Métricas simples de sucesso



Soberania se mede. O país precisa de um placar curto, público e fácil de entender. O primeiro marcador é de posse: em quantos serviços críticos as chaves dos dados estão sob guarda do Estado. A resposta deve vir com número e prazo, não com promessa. O segundo é de mobilidade: tempo real de migração entre fornecedores em serviços de verdade. Se hoje trocamos uma peça em semanas, estamos no caminho; se levamos meses, estamos presos. O terceiro é de capacidade: qual a fatia dos centros de dados dedicada ao poder público e qual o tempo de ativação dessa reserva em caso de crise. Essa é a diferença entre manter o país funcionando e parar na hora errada.


Vêm as métricas de confiança. Quantos incidentes de dados foram registrados, quanto tempo levamos para detectar, conter e comunicar, qual o impacto e que correção ficou de pé. Transparência aqui melhora o sistema, porque cada falha documentada vira prevenção. Em seguida, as de utilidade: quantos projetos de pesquisa feitos no Brasil viraram serviço em produção, com benefício medido para o cidadão — fila que andou, benefício que chegou, fraude que caiu, atendimento que acelerou. É ciência saindo do papel.

Tarefa 1 — Por favor, reescreva o trecho do texto-fonte que vai de "Métricas simples de" até "na hora errada.", trocando "Estado" por "governo".
Tarefa 2 — Cite os três marcadores de soberania apresentados no texto-fonte.
As entradas a seguir não têm relação com o texto-fonte.

Entradas extraídas —
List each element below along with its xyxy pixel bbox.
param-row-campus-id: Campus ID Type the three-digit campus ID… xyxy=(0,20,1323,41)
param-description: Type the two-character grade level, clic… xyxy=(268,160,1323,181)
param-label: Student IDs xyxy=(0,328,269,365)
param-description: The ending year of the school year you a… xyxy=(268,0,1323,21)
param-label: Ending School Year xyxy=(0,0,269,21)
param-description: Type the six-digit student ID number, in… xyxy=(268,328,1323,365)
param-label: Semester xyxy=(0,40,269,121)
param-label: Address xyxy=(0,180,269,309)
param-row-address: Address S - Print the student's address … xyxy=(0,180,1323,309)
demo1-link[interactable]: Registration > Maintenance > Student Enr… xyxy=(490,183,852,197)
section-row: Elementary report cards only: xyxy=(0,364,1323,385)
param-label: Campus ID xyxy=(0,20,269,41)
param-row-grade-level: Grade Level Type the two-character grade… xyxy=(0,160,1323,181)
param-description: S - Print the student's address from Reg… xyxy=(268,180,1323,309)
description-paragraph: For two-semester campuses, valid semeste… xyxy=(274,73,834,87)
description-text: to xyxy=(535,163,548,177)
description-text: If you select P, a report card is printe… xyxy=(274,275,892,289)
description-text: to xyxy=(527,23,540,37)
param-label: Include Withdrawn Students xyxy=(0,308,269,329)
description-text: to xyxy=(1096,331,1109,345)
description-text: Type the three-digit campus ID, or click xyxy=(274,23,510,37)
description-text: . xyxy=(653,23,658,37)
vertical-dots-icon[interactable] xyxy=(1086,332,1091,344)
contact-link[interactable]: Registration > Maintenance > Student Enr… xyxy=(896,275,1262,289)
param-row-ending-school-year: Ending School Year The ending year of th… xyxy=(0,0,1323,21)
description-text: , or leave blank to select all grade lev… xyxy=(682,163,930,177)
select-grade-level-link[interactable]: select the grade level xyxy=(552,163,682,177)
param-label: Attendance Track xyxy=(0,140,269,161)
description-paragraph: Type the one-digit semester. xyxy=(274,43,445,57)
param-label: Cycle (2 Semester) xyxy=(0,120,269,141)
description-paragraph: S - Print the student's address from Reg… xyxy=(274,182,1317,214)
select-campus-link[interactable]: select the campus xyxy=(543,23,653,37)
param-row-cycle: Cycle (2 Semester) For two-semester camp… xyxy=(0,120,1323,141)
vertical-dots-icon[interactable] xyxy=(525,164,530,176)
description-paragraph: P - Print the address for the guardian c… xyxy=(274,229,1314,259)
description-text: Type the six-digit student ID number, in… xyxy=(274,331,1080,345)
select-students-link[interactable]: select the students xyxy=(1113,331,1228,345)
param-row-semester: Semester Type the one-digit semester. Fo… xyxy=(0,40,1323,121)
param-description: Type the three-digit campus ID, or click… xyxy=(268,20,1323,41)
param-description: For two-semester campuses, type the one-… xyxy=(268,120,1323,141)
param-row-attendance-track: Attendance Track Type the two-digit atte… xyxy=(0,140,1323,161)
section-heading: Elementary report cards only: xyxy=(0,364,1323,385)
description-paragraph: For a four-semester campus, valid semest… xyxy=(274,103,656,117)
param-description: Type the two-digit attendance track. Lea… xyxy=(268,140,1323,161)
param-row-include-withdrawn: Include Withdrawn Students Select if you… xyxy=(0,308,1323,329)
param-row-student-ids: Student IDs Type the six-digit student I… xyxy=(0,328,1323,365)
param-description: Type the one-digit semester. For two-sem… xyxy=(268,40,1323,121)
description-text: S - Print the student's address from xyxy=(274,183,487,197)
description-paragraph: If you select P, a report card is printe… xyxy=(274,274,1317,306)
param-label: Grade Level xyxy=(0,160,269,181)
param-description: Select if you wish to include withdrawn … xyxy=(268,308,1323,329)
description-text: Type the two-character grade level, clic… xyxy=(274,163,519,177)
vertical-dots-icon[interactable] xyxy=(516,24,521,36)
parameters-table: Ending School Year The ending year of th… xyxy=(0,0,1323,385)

Resposta 1 —
Métricas simples de sucesso



Soberania se mede. O país precisa de um placar curto, público e fácil de entender. O primeiro marcador é de posse: em quantos serviços críticos as chaves dos dados estão sob guarda do governo. A resposta deve vir com número e prazo, não com promessa. O segundo é de mobilidade: tempo real de migração entre fornecedores em serviços de verdade. Se hoje trocamos uma peça em semanas, estamos no caminho; se levamos meses, estamos presos. O terceiro é de capacidade: qual a fatia dos centros de dados dedicada ao poder público e qual o tempo de ativação dessa reserva em caso de crise. Essa é a diferença entre manter o país funcionando e parar na hora errada.

Resposta 2 — Posse, mobilidade e capacidade.